What is needed is every line of the material that contains "Omega".

Provided records:

● ● ● ● ● ● ●

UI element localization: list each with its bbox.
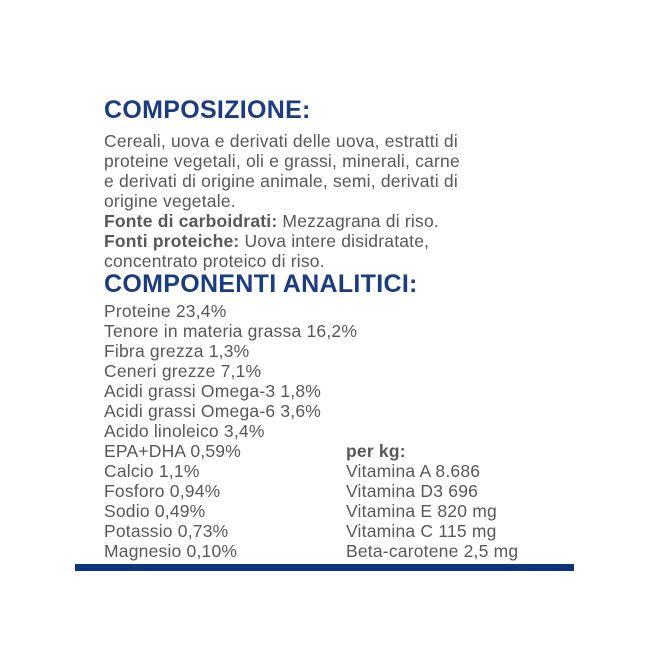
analytical-item: Ceneri grezze 7,1% — [104, 361, 262, 381]
analytical-item: Tenore in materia grassa 16,2% — [104, 321, 358, 341]
composition-body — [104, 131, 460, 271]
per-kg-item: Beta-carotene 2,5 mg — [346, 541, 519, 561]
analytical-item: Fibra grezza 1,3% — [104, 341, 250, 361]
per-kg-item: Vitamina D3 696 — [346, 481, 479, 501]
composition-line: origine vegetale. — [104, 191, 236, 211]
composition-line: e derivati di origine animale, semi, derivati di — [104, 171, 458, 191]
carb-source-line — [104, 211, 460, 231]
carb-source-value: Mezzagrana di riso. — [277, 211, 439, 231]
divider-bar — [75, 564, 574, 571]
analytical-item: Proteine 23,4% — [104, 301, 227, 321]
per-kg-item: Vitamina E 820 mg — [346, 501, 497, 521]
protein-source-continuation: concentrato proteico di riso. — [104, 251, 325, 271]
protein-source-label: Fonti proteiche: — [104, 231, 240, 251]
analytical-item: Potassio 0,73% — [104, 521, 229, 541]
analytical-item: Magnesio 0,10% — [104, 541, 238, 561]
per-kg-column — [346, 441, 518, 561]
analytical-item: Acidi grassi Omega-3 1,8% — [104, 381, 322, 401]
composition-line: Cereali, uova e derivati delle uova, estratti di — [104, 131, 458, 151]
analytical-components-list — [104, 301, 357, 561]
analytical-components-heading: COMPONENTI ANALITICI: — [104, 270, 418, 298]
composition-heading: COMPOSIZIONE: — [104, 96, 311, 124]
analytical-item: Calcio 1,1% — [104, 461, 200, 481]
per-kg-item: Vitamina A 8.686 — [346, 461, 481, 481]
protein-source-line — [104, 231, 460, 251]
analytical-item: Fosforo 0,94% — [104, 481, 221, 501]
analytical-item: Acidi grassi Omega-6 3,6% — [104, 401, 322, 421]
analytical-item: EPA+DHA 0,59% — [104, 441, 242, 461]
protein-source-value: Uova intere disidratate, — [239, 231, 430, 251]
per-kg-label: per kg: — [346, 441, 406, 461]
composition-line: proteine vegetali, oli e grassi, minerali, carne — [104, 151, 460, 171]
analytical-item: Sodio 0,49% — [104, 501, 206, 521]
carb-source-label: Fonte di carboidrati: — [104, 211, 278, 231]
per-kg-item: Vitamina C 115 mg — [346, 521, 497, 541]
analytical-item: Acido linoleico 3,4% — [104, 421, 265, 441]
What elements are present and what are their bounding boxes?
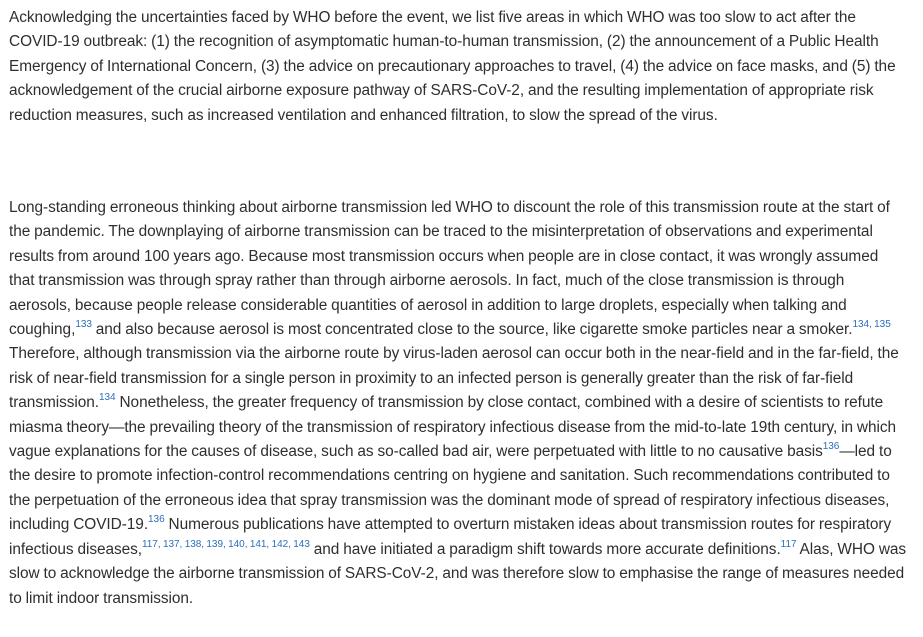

● ● ● ● ● ● ●

Solution:
analytical-item: Acidi grassi Omega-3 1,8% — [104, 381, 322, 401]
analytical-item: Acidi grassi Omega-6 3,6% — [104, 401, 322, 421]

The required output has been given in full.